Extracts from a graphics dataset
-------------------------

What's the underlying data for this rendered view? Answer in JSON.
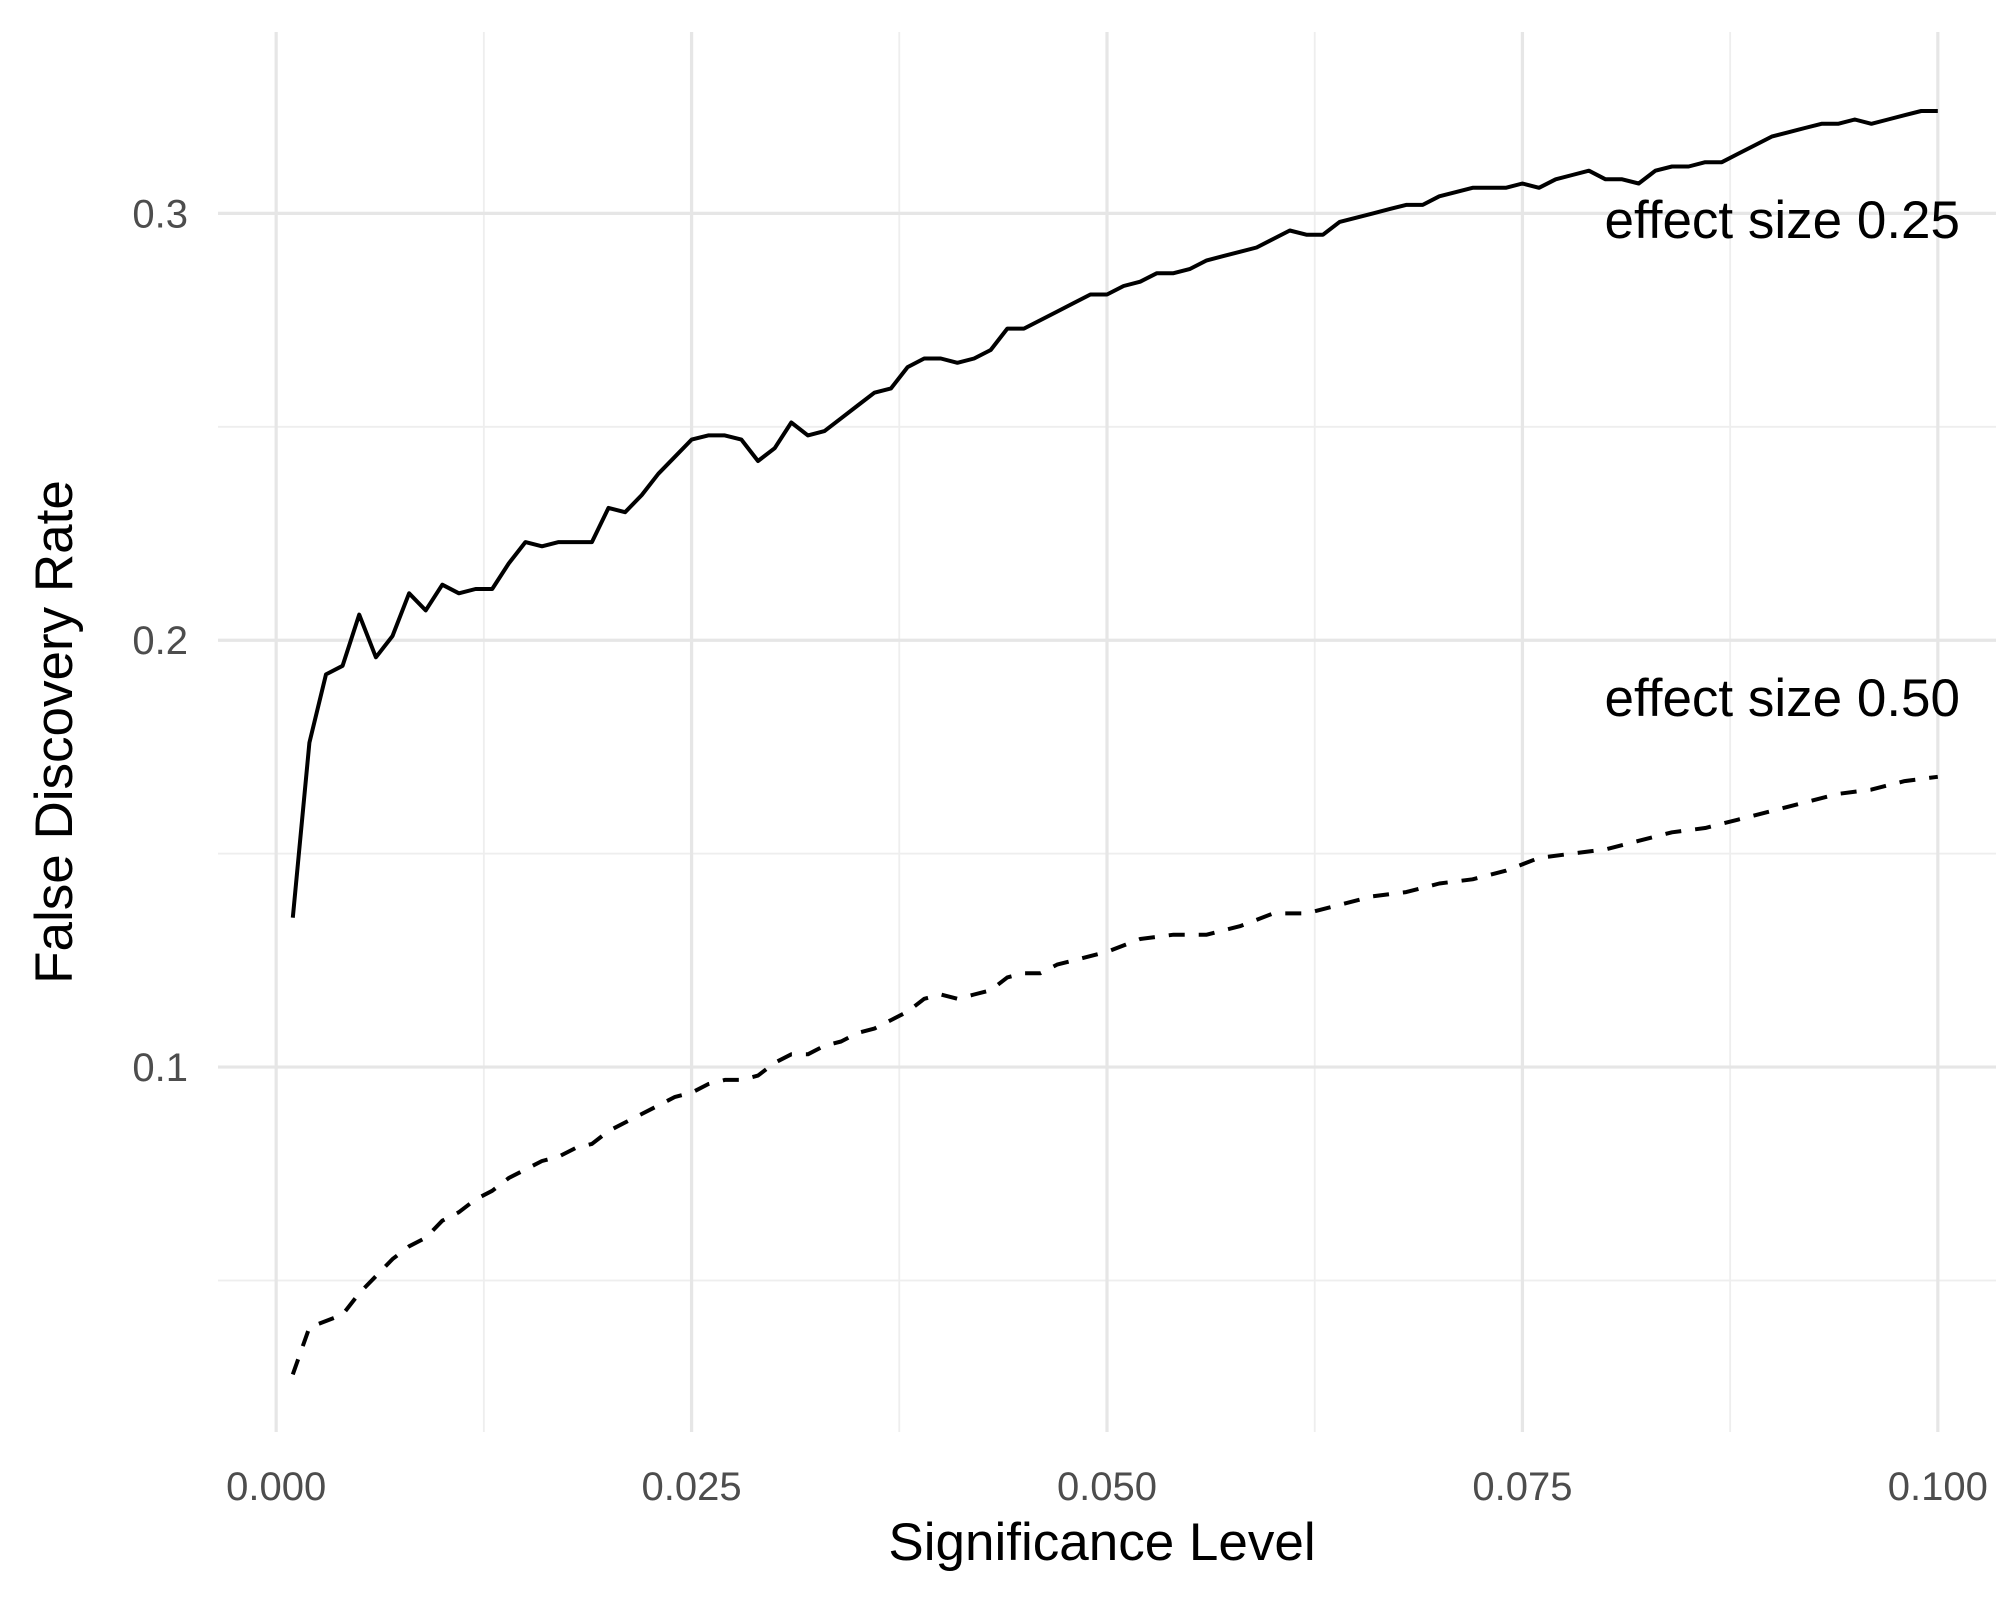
{
  "chart_data": {
    "type": "line",
    "title": "",
    "xlabel": "Significance Level",
    "ylabel": "False Discovery Rate",
    "xlim": [
      -0.0035,
      0.1035
    ],
    "ylim": [
      0.0145,
      0.3425
    ],
    "x_ticks": [
      0.0,
      0.025,
      0.05,
      0.075,
      0.1
    ],
    "x_tick_labels": [
      "0.000",
      "0.025",
      "0.050",
      "0.075",
      "0.100"
    ],
    "y_ticks": [
      0.1,
      0.2,
      0.3
    ],
    "y_tick_labels": [
      "0.1",
      "0.2",
      "0.3"
    ],
    "grid": true,
    "legend": "none",
    "line_color": "#000000",
    "grid_color": "#e6e6e6",
    "series": [
      {
        "annotation": "effect size 0.25",
        "line_style": "solid",
        "x": [
          0.001,
          0.002,
          0.003,
          0.004,
          0.005,
          0.006,
          0.007,
          0.008,
          0.009,
          0.01,
          0.011,
          0.012,
          0.013,
          0.014,
          0.015,
          0.016,
          0.017,
          0.018,
          0.019,
          0.02,
          0.021,
          0.022,
          0.023,
          0.024,
          0.025,
          0.026,
          0.027,
          0.028,
          0.029,
          0.03,
          0.031,
          0.032,
          0.033,
          0.034,
          0.035,
          0.036,
          0.037,
          0.038,
          0.039,
          0.04,
          0.041,
          0.042,
          0.043,
          0.044,
          0.045,
          0.046,
          0.047,
          0.048,
          0.049,
          0.05,
          0.051,
          0.052,
          0.053,
          0.054,
          0.055,
          0.056,
          0.057,
          0.058,
          0.059,
          0.06,
          0.061,
          0.062,
          0.063,
          0.064,
          0.065,
          0.066,
          0.067,
          0.068,
          0.069,
          0.07,
          0.071,
          0.072,
          0.073,
          0.074,
          0.075,
          0.076,
          0.077,
          0.078,
          0.079,
          0.08,
          0.081,
          0.082,
          0.083,
          0.084,
          0.085,
          0.086,
          0.087,
          0.088,
          0.089,
          0.09,
          0.091,
          0.092,
          0.093,
          0.094,
          0.095,
          0.096,
          0.097,
          0.098,
          0.099,
          0.1
        ],
        "y": [
          0.135,
          0.176,
          0.192,
          0.194,
          0.206,
          0.196,
          0.201,
          0.211,
          0.207,
          0.213,
          0.211,
          0.212,
          0.212,
          0.218,
          0.223,
          0.222,
          0.223,
          0.223,
          0.223,
          0.231,
          0.23,
          0.234,
          0.239,
          0.243,
          0.247,
          0.248,
          0.248,
          0.247,
          0.242,
          0.245,
          0.251,
          0.248,
          0.249,
          0.252,
          0.255,
          0.258,
          0.259,
          0.264,
          0.266,
          0.266,
          0.265,
          0.266,
          0.268,
          0.273,
          0.273,
          0.275,
          0.277,
          0.279,
          0.281,
          0.281,
          0.283,
          0.284,
          0.286,
          0.286,
          0.287,
          0.289,
          0.29,
          0.291,
          0.292,
          0.294,
          0.296,
          0.295,
          0.295,
          0.298,
          0.299,
          0.3,
          0.301,
          0.302,
          0.302,
          0.304,
          0.305,
          0.306,
          0.306,
          0.306,
          0.307,
          0.306,
          0.308,
          0.309,
          0.31,
          0.308,
          0.308,
          0.307,
          0.31,
          0.311,
          0.311,
          0.312,
          0.312,
          0.314,
          0.316,
          0.318,
          0.319,
          0.32,
          0.321,
          0.321,
          0.322,
          0.321,
          0.322,
          0.323,
          0.324,
          0.324
        ]
      },
      {
        "annotation": "effect size 0.50",
        "line_style": "dashed",
        "x": [
          0.001,
          0.002,
          0.004,
          0.005,
          0.006,
          0.007,
          0.008,
          0.009,
          0.01,
          0.011,
          0.012,
          0.013,
          0.014,
          0.015,
          0.016,
          0.017,
          0.018,
          0.019,
          0.02,
          0.021,
          0.022,
          0.023,
          0.024,
          0.025,
          0.026,
          0.027,
          0.028,
          0.029,
          0.03,
          0.031,
          0.032,
          0.033,
          0.034,
          0.035,
          0.036,
          0.037,
          0.038,
          0.039,
          0.04,
          0.041,
          0.042,
          0.043,
          0.044,
          0.045,
          0.046,
          0.047,
          0.048,
          0.049,
          0.05,
          0.052,
          0.054,
          0.056,
          0.058,
          0.06,
          0.062,
          0.064,
          0.066,
          0.068,
          0.07,
          0.072,
          0.074,
          0.076,
          0.078,
          0.08,
          0.082,
          0.084,
          0.086,
          0.088,
          0.09,
          0.092,
          0.094,
          0.096,
          0.098,
          0.1
        ],
        "y": [
          0.028,
          0.039,
          0.042,
          0.047,
          0.051,
          0.055,
          0.058,
          0.06,
          0.064,
          0.066,
          0.069,
          0.071,
          0.074,
          0.076,
          0.078,
          0.079,
          0.081,
          0.082,
          0.085,
          0.087,
          0.089,
          0.091,
          0.093,
          0.094,
          0.096,
          0.097,
          0.097,
          0.098,
          0.101,
          0.103,
          0.103,
          0.105,
          0.106,
          0.108,
          0.109,
          0.111,
          0.113,
          0.116,
          0.117,
          0.116,
          0.117,
          0.118,
          0.121,
          0.122,
          0.122,
          0.124,
          0.125,
          0.126,
          0.127,
          0.13,
          0.131,
          0.131,
          0.133,
          0.136,
          0.136,
          0.138,
          0.14,
          0.141,
          0.143,
          0.144,
          0.146,
          0.149,
          0.15,
          0.151,
          0.153,
          0.155,
          0.156,
          0.158,
          0.16,
          0.162,
          0.164,
          0.165,
          0.167,
          0.168
        ]
      }
    ]
  }
}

-------------------------

What to do - Except for the pictures, copy the material above exactly.

Result -
What's the underlying data for this rendered view? Answer in JSON.
{
  "chart_data": {
    "type": "line",
    "title": "",
    "xlabel": "Significance Level",
    "ylabel": "False Discovery Rate",
    "xlim": [
      -0.0035,
      0.1035
    ],
    "ylim": [
      0.0145,
      0.3425
    ],
    "x_ticks": [
      0.0,
      0.025,
      0.05,
      0.075,
      0.1
    ],
    "x_tick_labels": [
      "0.000",
      "0.025",
      "0.050",
      "0.075",
      "0.100"
    ],
    "y_ticks": [
      0.1,
      0.2,
      0.3
    ],
    "y_tick_labels": [
      "0.1",
      "0.2",
      "0.3"
    ],
    "grid": true,
    "legend": "none",
    "line_color": "#000000",
    "grid_color": "#e6e6e6",
    "series": [
      {
        "annotation": "effect size 0.25",
        "line_style": "solid",
        "x": [
          0.001,
          0.002,
          0.003,
          0.004,
          0.005,
          0.006,
          0.007,
          0.008,
          0.009,
          0.01,
          0.011,
          0.012,
          0.013,
          0.014,
          0.015,
          0.016,
          0.017,
          0.018,
          0.019,
          0.02,
          0.021,
          0.022,
          0.023,
          0.024,
          0.025,
          0.026,
          0.027,
          0.028,
          0.029,
          0.03,
          0.031,
          0.032,
          0.033,
          0.034,
          0.035,
          0.036,
          0.037,
          0.038,
          0.039,
          0.04,
          0.041,
          0.042,
          0.043,
          0.044,
          0.045,
          0.046,
          0.047,
          0.048,
          0.049,
          0.05,
          0.051,
          0.052,
          0.053,
          0.054,
          0.055,
          0.056,
          0.057,
          0.058,
          0.059,
          0.06,
          0.061,
          0.062,
          0.063,
          0.064,
          0.065,
          0.066,
          0.067,
          0.068,
          0.069,
          0.07,
          0.071,
          0.072,
          0.073,
          0.074,
          0.075,
          0.076,
          0.077,
          0.078,
          0.079,
          0.08,
          0.081,
          0.082,
          0.083,
          0.084,
          0.085,
          0.086,
          0.087,
          0.088,
          0.089,
          0.09,
          0.091,
          0.092,
          0.093,
          0.094,
          0.095,
          0.096,
          0.097,
          0.098,
          0.099,
          0.1
        ],
        "y": [
          0.135,
          0.176,
          0.192,
          0.194,
          0.206,
          0.196,
          0.201,
          0.211,
          0.207,
          0.213,
          0.211,
          0.212,
          0.212,
          0.218,
          0.223,
          0.222,
          0.223,
          0.223,
          0.223,
          0.231,
          0.23,
          0.234,
          0.239,
          0.243,
          0.247,
          0.248,
          0.248,
          0.247,
          0.242,
          0.245,
          0.251,
          0.248,
          0.249,
          0.252,
          0.255,
          0.258,
          0.259,
          0.264,
          0.266,
          0.266,
          0.265,
          0.266,
          0.268,
          0.273,
          0.273,
          0.275,
          0.277,
          0.279,
          0.281,
          0.281,
          0.283,
          0.284,
          0.286,
          0.286,
          0.287,
          0.289,
          0.29,
          0.291,
          0.292,
          0.294,
          0.296,
          0.295,
          0.295,
          0.298,
          0.299,
          0.3,
          0.301,
          0.302,
          0.302,
          0.304,
          0.305,
          0.306,
          0.306,
          0.306,
          0.307,
          0.306,
          0.308,
          0.309,
          0.31,
          0.308,
          0.308,
          0.307,
          0.31,
          0.311,
          0.311,
          0.312,
          0.312,
          0.314,
          0.316,
          0.318,
          0.319,
          0.32,
          0.321,
          0.321,
          0.322,
          0.321,
          0.322,
          0.323,
          0.324,
          0.324
        ]
      },
      {
        "annotation": "effect size 0.50",
        "line_style": "dashed",
        "x": [
          0.001,
          0.002,
          0.004,
          0.005,
          0.006,
          0.007,
          0.008,
          0.009,
          0.01,
          0.011,
          0.012,
          0.013,
          0.014,
          0.015,
          0.016,
          0.017,
          0.018,
          0.019,
          0.02,
          0.021,
          0.022,
          0.023,
          0.024,
          0.025,
          0.026,
          0.027,
          0.028,
          0.029,
          0.03,
          0.031,
          0.032,
          0.033,
          0.034,
          0.035,
          0.036,
          0.037,
          0.038,
          0.039,
          0.04,
          0.041,
          0.042,
          0.043,
          0.044,
          0.045,
          0.046,
          0.047,
          0.048,
          0.049,
          0.05,
          0.052,
          0.054,
          0.056,
          0.058,
          0.06,
          0.062,
          0.064,
          0.066,
          0.068,
          0.07,
          0.072,
          0.074,
          0.076,
          0.078,
          0.08,
          0.082,
          0.084,
          0.086,
          0.088,
          0.09,
          0.092,
          0.094,
          0.096,
          0.098,
          0.1
        ],
        "y": [
          0.028,
          0.039,
          0.042,
          0.047,
          0.051,
          0.055,
          0.058,
          0.06,
          0.064,
          0.066,
          0.069,
          0.071,
          0.074,
          0.076,
          0.078,
          0.079,
          0.081,
          0.082,
          0.085,
          0.087,
          0.089,
          0.091,
          0.093,
          0.094,
          0.096,
          0.097,
          0.097,
          0.098,
          0.101,
          0.103,
          0.103,
          0.105,
          0.106,
          0.108,
          0.109,
          0.111,
          0.113,
          0.116,
          0.117,
          0.116,
          0.117,
          0.118,
          0.121,
          0.122,
          0.122,
          0.124,
          0.125,
          0.126,
          0.127,
          0.13,
          0.131,
          0.131,
          0.133,
          0.136,
          0.136,
          0.138,
          0.14,
          0.141,
          0.143,
          0.144,
          0.146,
          0.149,
          0.15,
          0.151,
          0.153,
          0.155,
          0.156,
          0.158,
          0.16,
          0.162,
          0.164,
          0.165,
          0.167,
          0.168
        ]
      }
    ]
  }
}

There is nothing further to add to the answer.